Instructions to follow: All of the material below is to be restated word for word, apart from the pictures.

Data supplied:
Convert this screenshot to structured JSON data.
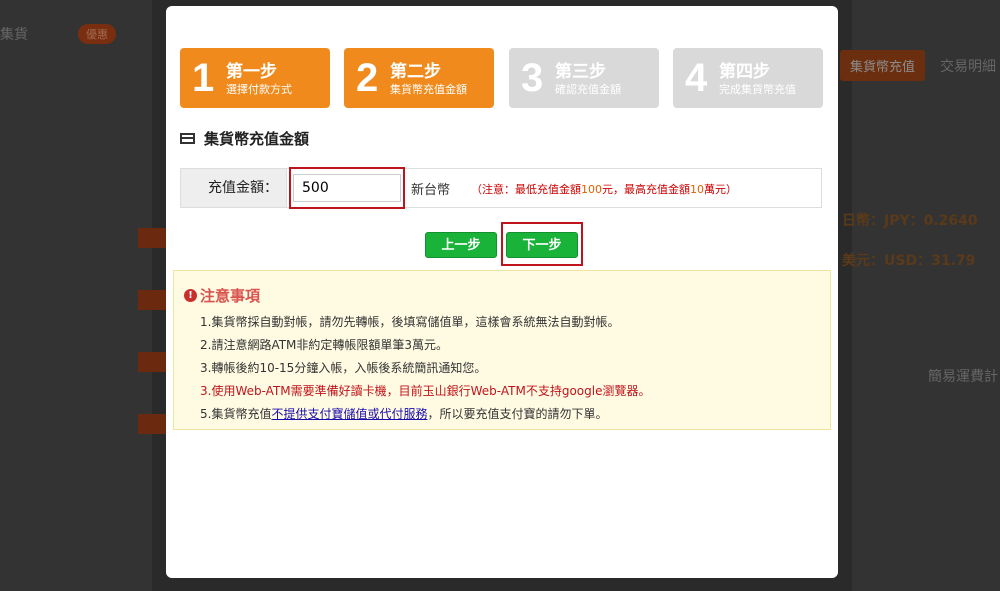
{
  "background": {
    "left_text_1": "集貨",
    "badge": "優惠",
    "right_btn_1": "集貨幣充值",
    "right_text_1": "交易明細",
    "rate_jpy": "日幣：JPY：0.2640",
    "rate_usd": "美元：USD：31.79",
    "right_text_2": "簡易運費計"
  },
  "steps": [
    {
      "num": "1",
      "title": "第一步",
      "sub": "選擇付款方式"
    },
    {
      "num": "2",
      "title": "第二步",
      "sub": "集貨幣充值金額"
    },
    {
      "num": "3",
      "title": "第三步",
      "sub": "確認充值金額"
    },
    {
      "num": "4",
      "title": "第四步",
      "sub": "完成集貨幣充值"
    }
  ],
  "section": {
    "title": "集貨幣充值金額"
  },
  "form": {
    "amount_label": "充值金額：",
    "amount_value": "500",
    "currency": "新台幣",
    "note_prefix": "（注意：最低充值金額",
    "note_min": "100",
    "note_mid": "元，最高充值金額",
    "note_max": "10",
    "note_suffix": "萬元）"
  },
  "buttons": {
    "prev": "上一步",
    "next": "下一步"
  },
  "notice": {
    "title": "注意事項",
    "items": [
      "1.集貨幣採自動對帳，請勿先轉帳，後填寫儲值單，這樣會系統無法自動對帳。",
      "2.請注意網路ATM非約定轉帳限額單筆3萬元。",
      "3.轉帳後約10-15分鐘入帳，入帳後系統簡訊通知您。",
      "3.使用Web-ATM需要準備好讀卡機，目前玉山銀行Web-ATM不支持google瀏覽器。"
    ],
    "item5_prefix": "5.集貨幣充值",
    "item5_link": "不提供支付寶儲值或代付服務",
    "item5_suffix": "，所以要充值支付寶的請勿下單。"
  },
  "colors": {
    "orange": "#f08a1c",
    "green": "#19b33a",
    "highlight": "#c0141c"
  }
}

Task result:
Convert this screenshot to structured JSON data.
{
  "background": {
    "left_text_1": "集貨",
    "badge": "優惠",
    "right_btn_1": "集貨幣充值",
    "right_text_1": "交易明細",
    "rate_jpy": "日幣：JPY：0.2640",
    "rate_usd": "美元：USD：31.79",
    "right_text_2": "簡易運費計"
  },
  "steps": [
    {
      "num": "1",
      "title": "第一步",
      "sub": "選擇付款方式"
    },
    {
      "num": "2",
      "title": "第二步",
      "sub": "集貨幣充值金額"
    },
    {
      "num": "3",
      "title": "第三步",
      "sub": "確認充值金額"
    },
    {
      "num": "4",
      "title": "第四步",
      "sub": "完成集貨幣充值"
    }
  ],
  "section": {
    "title": "集貨幣充值金額"
  },
  "form": {
    "amount_label": "充值金額：",
    "amount_value": "500",
    "currency": "新台幣",
    "note_prefix": "（注意：最低充值金額",
    "note_min": "100",
    "note_mid": "元，最高充值金額",
    "note_max": "10",
    "note_suffix": "萬元）"
  },
  "buttons": {
    "prev": "上一步",
    "next": "下一步"
  },
  "notice": {
    "title": "注意事項",
    "items": [
      "1.集貨幣採自動對帳，請勿先轉帳，後填寫儲值單，這樣會系統無法自動對帳。",
      "2.請注意網路ATM非約定轉帳限額單筆3萬元。",
      "3.轉帳後約10-15分鐘入帳，入帳後系統簡訊通知您。",
      "3.使用Web-ATM需要準備好讀卡機，目前玉山銀行Web-ATM不支持google瀏覽器。"
    ],
    "item5_prefix": "5.集貨幣充值",
    "item5_link": "不提供支付寶儲值或代付服務",
    "item5_suffix": "，所以要充值支付寶的請勿下單。"
  },
  "colors": {
    "orange": "#f08a1c",
    "green": "#19b33a",
    "highlight": "#c0141c"
  }
}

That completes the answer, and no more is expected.